[Recorded data]
-- Start --
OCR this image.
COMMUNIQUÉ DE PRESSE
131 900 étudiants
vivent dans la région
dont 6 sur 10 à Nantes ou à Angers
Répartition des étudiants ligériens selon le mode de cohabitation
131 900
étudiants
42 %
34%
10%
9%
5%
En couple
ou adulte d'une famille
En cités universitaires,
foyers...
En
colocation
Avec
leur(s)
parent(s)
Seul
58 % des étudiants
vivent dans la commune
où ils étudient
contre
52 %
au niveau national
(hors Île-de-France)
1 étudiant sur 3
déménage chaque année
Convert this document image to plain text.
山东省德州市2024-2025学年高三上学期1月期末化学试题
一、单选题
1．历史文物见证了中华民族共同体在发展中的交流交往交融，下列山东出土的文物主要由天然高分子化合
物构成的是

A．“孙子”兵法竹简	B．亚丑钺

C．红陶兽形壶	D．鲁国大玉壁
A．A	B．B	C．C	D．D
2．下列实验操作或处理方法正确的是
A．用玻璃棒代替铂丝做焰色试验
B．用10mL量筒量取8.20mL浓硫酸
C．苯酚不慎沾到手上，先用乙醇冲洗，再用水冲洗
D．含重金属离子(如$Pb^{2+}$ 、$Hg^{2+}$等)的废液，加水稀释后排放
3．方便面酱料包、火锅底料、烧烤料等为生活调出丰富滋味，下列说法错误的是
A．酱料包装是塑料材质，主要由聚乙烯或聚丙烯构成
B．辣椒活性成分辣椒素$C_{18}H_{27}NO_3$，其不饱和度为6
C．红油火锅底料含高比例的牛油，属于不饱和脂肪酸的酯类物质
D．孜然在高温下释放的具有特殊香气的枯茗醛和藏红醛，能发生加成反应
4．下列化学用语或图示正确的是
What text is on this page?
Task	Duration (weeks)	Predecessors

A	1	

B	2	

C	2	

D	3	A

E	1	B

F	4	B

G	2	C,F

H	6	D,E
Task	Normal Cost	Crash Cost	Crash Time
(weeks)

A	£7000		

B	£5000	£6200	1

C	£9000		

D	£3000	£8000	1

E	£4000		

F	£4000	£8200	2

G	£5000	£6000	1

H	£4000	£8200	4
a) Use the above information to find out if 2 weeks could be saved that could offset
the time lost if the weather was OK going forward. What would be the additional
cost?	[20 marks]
-- End --
Aim: Check each line above for the word "this" and give the number of lines that have it, nothing else.

Expected output: 3